Print the complete set of entries exactly.
Start
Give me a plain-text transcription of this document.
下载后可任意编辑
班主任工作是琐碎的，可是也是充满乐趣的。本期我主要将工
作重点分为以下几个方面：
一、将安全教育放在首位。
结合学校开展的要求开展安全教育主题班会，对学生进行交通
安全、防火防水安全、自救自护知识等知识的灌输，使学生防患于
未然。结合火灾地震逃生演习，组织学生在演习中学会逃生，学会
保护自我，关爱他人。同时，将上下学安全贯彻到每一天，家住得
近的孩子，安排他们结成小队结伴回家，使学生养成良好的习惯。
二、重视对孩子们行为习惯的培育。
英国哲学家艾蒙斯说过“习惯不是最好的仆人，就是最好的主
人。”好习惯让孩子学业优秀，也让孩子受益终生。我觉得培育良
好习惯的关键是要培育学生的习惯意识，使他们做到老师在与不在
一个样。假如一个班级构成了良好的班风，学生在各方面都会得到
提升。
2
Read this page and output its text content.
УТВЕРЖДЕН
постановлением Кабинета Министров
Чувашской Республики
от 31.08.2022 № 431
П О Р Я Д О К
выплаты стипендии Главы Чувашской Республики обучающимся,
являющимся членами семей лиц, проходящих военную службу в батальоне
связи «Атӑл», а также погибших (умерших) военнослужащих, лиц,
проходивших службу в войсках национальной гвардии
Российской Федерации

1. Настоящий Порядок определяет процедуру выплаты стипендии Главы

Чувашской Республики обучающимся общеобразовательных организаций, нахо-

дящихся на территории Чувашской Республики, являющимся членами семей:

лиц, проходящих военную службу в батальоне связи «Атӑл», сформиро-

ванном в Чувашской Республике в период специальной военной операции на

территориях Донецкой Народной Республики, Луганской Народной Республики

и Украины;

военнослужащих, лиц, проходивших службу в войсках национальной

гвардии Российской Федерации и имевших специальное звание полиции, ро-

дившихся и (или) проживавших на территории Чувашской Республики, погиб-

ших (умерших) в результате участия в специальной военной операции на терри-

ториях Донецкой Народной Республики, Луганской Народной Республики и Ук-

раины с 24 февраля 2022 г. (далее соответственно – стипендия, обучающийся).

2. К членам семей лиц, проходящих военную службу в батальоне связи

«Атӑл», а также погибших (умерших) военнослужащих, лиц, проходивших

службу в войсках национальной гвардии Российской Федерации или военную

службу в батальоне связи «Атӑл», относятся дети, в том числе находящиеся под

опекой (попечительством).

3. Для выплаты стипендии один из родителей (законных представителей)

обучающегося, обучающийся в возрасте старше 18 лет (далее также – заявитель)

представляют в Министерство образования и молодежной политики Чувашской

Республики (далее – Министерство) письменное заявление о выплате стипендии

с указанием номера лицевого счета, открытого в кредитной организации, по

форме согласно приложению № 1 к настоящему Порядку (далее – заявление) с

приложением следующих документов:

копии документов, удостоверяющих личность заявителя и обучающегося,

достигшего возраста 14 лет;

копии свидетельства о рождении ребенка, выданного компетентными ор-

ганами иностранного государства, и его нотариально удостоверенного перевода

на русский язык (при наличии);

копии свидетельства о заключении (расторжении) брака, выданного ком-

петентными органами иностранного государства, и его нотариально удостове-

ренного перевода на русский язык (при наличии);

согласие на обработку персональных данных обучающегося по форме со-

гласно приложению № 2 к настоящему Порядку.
End
EXERCISE OUTPUT
Give me a plain-text transcription of this document.
下载后可任意编辑
班主任工作是琐碎的，可是也是充满乐趣的。本期我主要将工
作重点分为以下几个方面：
一、将安全教育放在首位。
结合学校开展的要求开展安全教育主题班会，对学生进行交通
安全、防火防水安全、自救自护知识等知识的灌输，使学生防患于
未然。结合火灾地震逃生演习，组织学生在演习中学会逃生，学会
保护自我，关爱他人。同时，将上下学安全贯彻到每一天，家住得
近的孩子，安排他们结成小队结伴回家，使学生养成良好的习惯。
二、重视对孩子们行为习惯的培育。
英国哲学家艾蒙斯说过“习惯不是最好的仆人，就是最好的主
人。”好习惯让孩子学业优秀，也让孩子受益终生。我觉得培育良
好习惯的关键是要培育学生的习惯意识，使他们做到老师在与不在
一个样。假如一个班级构成了良好的班风，学生在各方面都会得到
提升。
2
Read this page and output its text content.
УТВЕРЖДЕН
постановлением Кабинета Министров
Чувашской Республики
от 31.08.2022 № 431
П О Р Я Д О К
выплаты стипендии Главы Чувашской Республики обучающимся,
являющимся членами семей лиц, проходящих военную службу в батальоне
связи «Атӑл», а также погибших (умерших) военнослужащих, лиц,
проходивших службу в войсках национальной гвардии
Российской Федерации

1. Настоящий Порядок определяет процедуру выплаты стипендии Главы

Чувашской Республики обучающимся общеобразовательных организаций, нахо-

дящихся на территории Чувашской Республики, являющимся членами семей:

лиц, проходящих военную службу в батальоне связи «Атӑл», сформиро-

ванном в Чувашской Республике в период специальной военной операции на

территориях Донецкой Народной Республики, Луганской Народной Республики

и Украины;

военнослужащих, лиц, проходивших службу в войсках национальной

гвардии Российской Федерации и имевших специальное звание полиции, ро-

дившихся и (или) проживавших на территории Чувашской Республики, погиб-

ших (умерших) в результате участия в специальной военной операции на терри-

ториях Донецкой Народной Республики, Луганской Народной Республики и Ук-

раины с 24 февраля 2022 г. (далее соответственно – стипендия, обучающийся).

2. К членам семей лиц, проходящих военную службу в батальоне связи

«Атӑл», а также погибших (умерших) военнослужащих, лиц, проходивших

службу в войсках национальной гвардии Российской Федерации или военную

службу в батальоне связи «Атӑл», относятся дети, в том числе находящиеся под

опекой (попечительством).

3. Для выплаты стипендии один из родителей (законных представителей)

обучающегося, обучающийся в возрасте старше 18 лет (далее также – заявитель)

представляют в Министерство образования и молодежной политики Чувашской

Республики (далее – Министерство) письменное заявление о выплате стипендии

с указанием номера лицевого счета, открытого в кредитной организации, по

форме согласно приложению № 1 к настоящему Порядку (далее – заявление) с

приложением следующих документов:

копии документов, удостоверяющих личность заявителя и обучающегося,

достигшего возраста 14 лет;

копии свидетельства о рождении ребенка, выданного компетентными ор-

ганами иностранного государства, и его нотариально удостоверенного перевода

на русский язык (при наличии);

копии свидетельства о заключении (расторжении) брака, выданного ком-

петентными органами иностранного государства, и его нотариально удостове-

ренного перевода на русский язык (при наличии);

согласие на обработку персональных данных обучающегося по форме со-

гласно приложению № 2 к настоящему Порядку.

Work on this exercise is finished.